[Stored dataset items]
* * *

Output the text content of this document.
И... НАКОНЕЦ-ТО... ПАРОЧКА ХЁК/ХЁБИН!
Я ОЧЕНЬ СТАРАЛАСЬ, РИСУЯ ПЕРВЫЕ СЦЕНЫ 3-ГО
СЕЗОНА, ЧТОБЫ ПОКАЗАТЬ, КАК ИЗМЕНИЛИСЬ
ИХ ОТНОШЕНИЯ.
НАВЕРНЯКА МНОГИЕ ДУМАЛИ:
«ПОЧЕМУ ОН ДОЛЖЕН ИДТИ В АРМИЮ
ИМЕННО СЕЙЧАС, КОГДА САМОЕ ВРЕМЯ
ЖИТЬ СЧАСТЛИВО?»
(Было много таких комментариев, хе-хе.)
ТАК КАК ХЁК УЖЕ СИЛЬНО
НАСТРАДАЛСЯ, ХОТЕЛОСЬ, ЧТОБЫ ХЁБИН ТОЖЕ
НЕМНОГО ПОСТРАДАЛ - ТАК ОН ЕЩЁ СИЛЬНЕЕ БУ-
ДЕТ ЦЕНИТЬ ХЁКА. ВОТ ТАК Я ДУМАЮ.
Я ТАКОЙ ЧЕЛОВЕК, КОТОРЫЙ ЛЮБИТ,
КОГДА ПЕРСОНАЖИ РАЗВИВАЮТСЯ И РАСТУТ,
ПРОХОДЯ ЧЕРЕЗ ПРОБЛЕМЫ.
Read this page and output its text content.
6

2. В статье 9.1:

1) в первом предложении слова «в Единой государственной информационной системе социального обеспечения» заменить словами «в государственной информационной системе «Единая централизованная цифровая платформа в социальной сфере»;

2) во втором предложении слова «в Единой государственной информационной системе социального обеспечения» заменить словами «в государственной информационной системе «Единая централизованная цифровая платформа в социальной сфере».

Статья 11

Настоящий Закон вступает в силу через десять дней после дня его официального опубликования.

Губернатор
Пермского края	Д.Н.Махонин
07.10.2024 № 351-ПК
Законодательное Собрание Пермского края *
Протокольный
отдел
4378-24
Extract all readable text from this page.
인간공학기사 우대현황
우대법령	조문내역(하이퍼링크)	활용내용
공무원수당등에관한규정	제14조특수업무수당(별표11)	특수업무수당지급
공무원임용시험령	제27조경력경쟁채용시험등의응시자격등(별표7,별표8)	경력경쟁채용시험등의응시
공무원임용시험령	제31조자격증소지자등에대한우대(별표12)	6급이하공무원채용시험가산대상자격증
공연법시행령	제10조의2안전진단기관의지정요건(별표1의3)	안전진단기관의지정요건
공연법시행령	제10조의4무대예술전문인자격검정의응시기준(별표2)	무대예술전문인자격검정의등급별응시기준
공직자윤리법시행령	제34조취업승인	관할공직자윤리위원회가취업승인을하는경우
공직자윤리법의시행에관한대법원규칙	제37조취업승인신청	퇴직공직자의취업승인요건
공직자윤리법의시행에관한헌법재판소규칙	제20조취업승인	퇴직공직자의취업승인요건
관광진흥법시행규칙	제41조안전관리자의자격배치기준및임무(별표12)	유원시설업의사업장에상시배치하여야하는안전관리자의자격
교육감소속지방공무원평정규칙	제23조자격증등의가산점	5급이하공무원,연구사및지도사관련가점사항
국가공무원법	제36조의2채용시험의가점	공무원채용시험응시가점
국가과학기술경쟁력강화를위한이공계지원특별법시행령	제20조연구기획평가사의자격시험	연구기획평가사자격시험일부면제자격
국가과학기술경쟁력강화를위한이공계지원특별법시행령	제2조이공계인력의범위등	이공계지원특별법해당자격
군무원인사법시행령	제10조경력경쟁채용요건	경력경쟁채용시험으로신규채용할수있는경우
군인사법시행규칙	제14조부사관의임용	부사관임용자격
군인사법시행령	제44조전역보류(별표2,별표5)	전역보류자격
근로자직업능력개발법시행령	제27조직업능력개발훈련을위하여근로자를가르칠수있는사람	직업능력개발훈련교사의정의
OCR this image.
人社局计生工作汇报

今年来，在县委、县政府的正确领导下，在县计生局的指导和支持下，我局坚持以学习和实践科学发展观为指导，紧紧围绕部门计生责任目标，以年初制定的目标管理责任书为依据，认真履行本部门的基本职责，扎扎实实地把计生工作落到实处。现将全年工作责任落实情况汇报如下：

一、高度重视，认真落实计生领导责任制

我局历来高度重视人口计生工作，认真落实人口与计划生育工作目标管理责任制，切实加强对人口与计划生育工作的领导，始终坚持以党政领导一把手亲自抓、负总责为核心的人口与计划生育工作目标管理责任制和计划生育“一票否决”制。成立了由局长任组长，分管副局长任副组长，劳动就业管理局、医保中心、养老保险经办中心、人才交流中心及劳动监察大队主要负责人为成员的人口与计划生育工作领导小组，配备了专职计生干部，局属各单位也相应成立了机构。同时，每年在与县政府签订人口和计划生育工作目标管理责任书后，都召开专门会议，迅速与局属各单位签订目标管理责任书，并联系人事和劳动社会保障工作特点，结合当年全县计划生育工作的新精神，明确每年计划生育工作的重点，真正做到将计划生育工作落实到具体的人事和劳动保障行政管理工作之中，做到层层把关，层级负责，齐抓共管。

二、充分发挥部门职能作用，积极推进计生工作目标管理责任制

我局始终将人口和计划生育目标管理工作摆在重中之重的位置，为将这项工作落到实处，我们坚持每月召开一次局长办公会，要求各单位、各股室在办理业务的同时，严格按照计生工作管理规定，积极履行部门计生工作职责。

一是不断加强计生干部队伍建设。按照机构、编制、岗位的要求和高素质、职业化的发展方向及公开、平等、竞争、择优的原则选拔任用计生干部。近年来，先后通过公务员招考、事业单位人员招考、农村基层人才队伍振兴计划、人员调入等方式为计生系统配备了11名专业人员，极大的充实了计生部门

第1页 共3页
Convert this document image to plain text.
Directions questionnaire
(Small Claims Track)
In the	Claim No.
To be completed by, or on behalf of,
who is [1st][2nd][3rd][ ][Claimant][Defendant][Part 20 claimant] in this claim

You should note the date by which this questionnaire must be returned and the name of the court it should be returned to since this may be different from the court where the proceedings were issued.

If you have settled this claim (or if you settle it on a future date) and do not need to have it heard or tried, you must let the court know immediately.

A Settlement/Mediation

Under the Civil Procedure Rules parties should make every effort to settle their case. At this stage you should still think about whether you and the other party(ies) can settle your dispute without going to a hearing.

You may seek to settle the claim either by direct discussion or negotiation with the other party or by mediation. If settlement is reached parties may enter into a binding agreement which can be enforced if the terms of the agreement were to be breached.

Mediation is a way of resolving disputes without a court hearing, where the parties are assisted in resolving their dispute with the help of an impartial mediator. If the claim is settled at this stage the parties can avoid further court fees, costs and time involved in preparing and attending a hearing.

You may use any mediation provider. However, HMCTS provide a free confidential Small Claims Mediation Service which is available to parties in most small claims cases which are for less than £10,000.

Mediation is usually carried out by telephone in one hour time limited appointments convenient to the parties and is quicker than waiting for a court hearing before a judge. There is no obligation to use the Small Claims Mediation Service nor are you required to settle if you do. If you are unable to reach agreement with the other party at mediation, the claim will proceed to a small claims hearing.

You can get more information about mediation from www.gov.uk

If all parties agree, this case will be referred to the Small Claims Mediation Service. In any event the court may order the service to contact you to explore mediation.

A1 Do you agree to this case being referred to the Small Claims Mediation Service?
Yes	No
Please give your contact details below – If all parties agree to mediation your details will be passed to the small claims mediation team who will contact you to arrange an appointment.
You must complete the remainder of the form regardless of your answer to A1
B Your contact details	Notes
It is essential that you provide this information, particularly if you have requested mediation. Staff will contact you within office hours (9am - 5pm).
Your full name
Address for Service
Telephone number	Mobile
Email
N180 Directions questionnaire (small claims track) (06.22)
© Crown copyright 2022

* * *

- Exercise directions
Write out every entry above, word for word.

- Worked solution
Output the text content of this document.
И... НАКОНЕЦ-ТО... ПАРОЧКА ХЁК/ХЁБИН!
Я ОЧЕНЬ СТАРАЛАСЬ, РИСУЯ ПЕРВЫЕ СЦЕНЫ 3-ГО
СЕЗОНА, ЧТОБЫ ПОКАЗАТЬ, КАК ИЗМЕНИЛИСЬ
ИХ ОТНОШЕНИЯ.
НАВЕРНЯКА МНОГИЕ ДУМАЛИ:
«ПОЧЕМУ ОН ДОЛЖЕН ИДТИ В АРМИЮ
ИМЕННО СЕЙЧАС, КОГДА САМОЕ ВРЕМЯ
ЖИТЬ СЧАСТЛИВО?»
(Было много таких комментариев, хе-хе.)
ТАК КАК ХЁК УЖЕ СИЛЬНО
НАСТРАДАЛСЯ, ХОТЕЛОСЬ, ЧТОБЫ ХЁБИН ТОЖЕ
НЕМНОГО ПОСТРАДАЛ - ТАК ОН ЕЩЁ СИЛЬНЕЕ БУ-
ДЕТ ЦЕНИТЬ ХЁКА. ВОТ ТАК Я ДУМАЮ.
Я ТАКОЙ ЧЕЛОВЕК, КОТОРЫЙ ЛЮБИТ,
КОГДА ПЕРСОНАЖИ РАЗВИВАЮТСЯ И РАСТУТ,
ПРОХОДЯ ЧЕРЕЗ ПРОБЛЕМЫ.
Read this page and output its text content.
6

2. В статье 9.1:

1) в первом предложении слова «в Единой государственной информационной системе социального обеспечения» заменить словами «в государственной информационной системе «Единая централизованная цифровая платформа в социальной сфере»;

2) во втором предложении слова «в Единой государственной информационной системе социального обеспечения» заменить словами «в государственной информационной системе «Единая централизованная цифровая платформа в социальной сфере».

Статья 11

Настоящий Закон вступает в силу через десять дней после дня его официального опубликования.

Губернатор
Пермского края	Д.Н.Махонин
07.10.2024 № 351-ПК
Законодательное Собрание Пермского края *
Протокольный
отдел
4378-24
Extract all readable text from this page.
인간공학기사 우대현황
우대법령	조문내역(하이퍼링크)	활용내용
공무원수당등에관한규정	제14조특수업무수당(별표11)	특수업무수당지급
공무원임용시험령	제27조경력경쟁채용시험등의응시자격등(별표7,별표8)	경력경쟁채용시험등의응시
공무원임용시험령	제31조자격증소지자등에대한우대(별표12)	6급이하공무원채용시험가산대상자격증
공연법시행령	제10조의2안전진단기관의지정요건(별표1의3)	안전진단기관의지정요건
공연법시행령	제10조의4무대예술전문인자격검정의응시기준(별표2)	무대예술전문인자격검정의등급별응시기준
공직자윤리법시행령	제34조취업승인	관할공직자윤리위원회가취업승인을하는경우
공직자윤리법의시행에관한대법원규칙	제37조취업승인신청	퇴직공직자의취업승인요건
공직자윤리법의시행에관한헌법재판소규칙	제20조취업승인	퇴직공직자의취업승인요건
관광진흥법시행규칙	제41조안전관리자의자격배치기준및임무(별표12)	유원시설업의사업장에상시배치하여야하는안전관리자의자격
교육감소속지방공무원평정규칙	제23조자격증등의가산점	5급이하공무원,연구사및지도사관련가점사항
국가공무원법	제36조의2채용시험의가점	공무원채용시험응시가점
국가과학기술경쟁력강화를위한이공계지원특별법시행령	제20조연구기획평가사의자격시험	연구기획평가사자격시험일부면제자격
국가과학기술경쟁력강화를위한이공계지원특별법시행령	제2조이공계인력의범위등	이공계지원특별법해당자격
군무원인사법시행령	제10조경력경쟁채용요건	경력경쟁채용시험으로신규채용할수있는경우
군인사법시행규칙	제14조부사관의임용	부사관임용자격
군인사법시행령	제44조전역보류(별표2,별표5)	전역보류자격
근로자직업능력개발법시행령	제27조직업능력개발훈련을위하여근로자를가르칠수있는사람	직업능력개발훈련교사의정의
OCR this image.
人社局计生工作汇报

今年来，在县委、县政府的正确领导下，在县计生局的指导和支持下，我局坚持以学习和实践科学发展观为指导，紧紧围绕部门计生责任目标，以年初制定的目标管理责任书为依据，认真履行本部门的基本职责，扎扎实实地把计生工作落到实处。现将全年工作责任落实情况汇报如下：

一、高度重视，认真落实计生领导责任制

我局历来高度重视人口计生工作，认真落实人口与计划生育工作目标管理责任制，切实加强对人口与计划生育工作的领导，始终坚持以党政领导一把手亲自抓、负总责为核心的人口与计划生育工作目标管理责任制和计划生育“一票否决”制。成立了由局长任组长，分管副局长任副组长，劳动就业管理局、医保中心、养老保险经办中心、人才交流中心及劳动监察大队主要负责人为成员的人口与计划生育工作领导小组，配备了专职计生干部，局属各单位也相应成立了机构。同时，每年在与县政府签订人口和计划生育工作目标管理责任书后，都召开专门会议，迅速与局属各单位签订目标管理责任书，并联系人事和劳动社会保障工作特点，结合当年全县计划生育工作的新精神，明确每年计划生育工作的重点，真正做到将计划生育工作落实到具体的人事和劳动保障行政管理工作之中，做到层层把关，层级负责，齐抓共管。

二、充分发挥部门职能作用，积极推进计生工作目标管理责任制

我局始终将人口和计划生育目标管理工作摆在重中之重的位置，为将这项工作落到实处，我们坚持每月召开一次局长办公会，要求各单位、各股室在办理业务的同时，严格按照计生工作管理规定，积极履行部门计生工作职责。

一是不断加强计生干部队伍建设。按照机构、编制、岗位的要求和高素质、职业化的发展方向及公开、平等、竞争、择优的原则选拔任用计生干部。近年来，先后通过公务员招考、事业单位人员招考、农村基层人才队伍振兴计划、人员调入等方式为计生系统配备了11名专业人员，极大的充实了计生部门

第1页 共3页
Convert this document image to plain text.
Directions questionnaire
(Small Claims Track)
In the	Claim No.
To be completed by, or on behalf of,
who is [1st][2nd][3rd][ ][Claimant][Defendant][Part 20 claimant] in this claim

You should note the date by which this questionnaire must be returned and the name of the court it should be returned to since this may be different from the court where the proceedings were issued.

If you have settled this claim (or if you settle it on a future date) and do not need to have it heard or tried, you must let the court know immediately.

A Settlement/Mediation

Under the Civil Procedure Rules parties should make every effort to settle their case. At this stage you should still think about whether you and the other party(ies) can settle your dispute without going to a hearing.

You may seek to settle the claim either by direct discussion or negotiation with the other party or by mediation. If settlement is reached parties may enter into a binding agreement which can be enforced if the terms of the agreement were to be breached.

Mediation is a way of resolving disputes without a court hearing, where the parties are assisted in resolving their dispute with the help of an impartial mediator. If the claim is settled at this stage the parties can avoid further court fees, costs and time involved in preparing and attending a hearing.

You may use any mediation provider. However, HMCTS provide a free confidential Small Claims Mediation Service which is available to parties in most small claims cases which are for less than £10,000.

Mediation is usually carried out by telephone in one hour time limited appointments convenient to the parties and is quicker than waiting for a court hearing before a judge. There is no obligation to use the Small Claims Mediation Service nor are you required to settle if you do. If you are unable to reach agreement with the other party at mediation, the claim will proceed to a small claims hearing.

You can get more information about mediation from www.gov.uk

If all parties agree, this case will be referred to the Small Claims Mediation Service. In any event the court may order the service to contact you to explore mediation.

A1 Do you agree to this case being referred to the Small Claims Mediation Service?
Yes	No
Please give your contact details below – If all parties agree to mediation your details will be passed to the small claims mediation team who will contact you to arrange an appointment.
You must complete the remainder of the form regardless of your answer to A1
B Your contact details	Notes
It is essential that you provide this information, particularly if you have requested mediation. Staff will contact you within office hours (9am - 5pm).
Your full name
Address for Service
Telephone number	Mobile
Email
N180 Directions questionnaire (small claims track) (06.22)
© Crown copyright 2022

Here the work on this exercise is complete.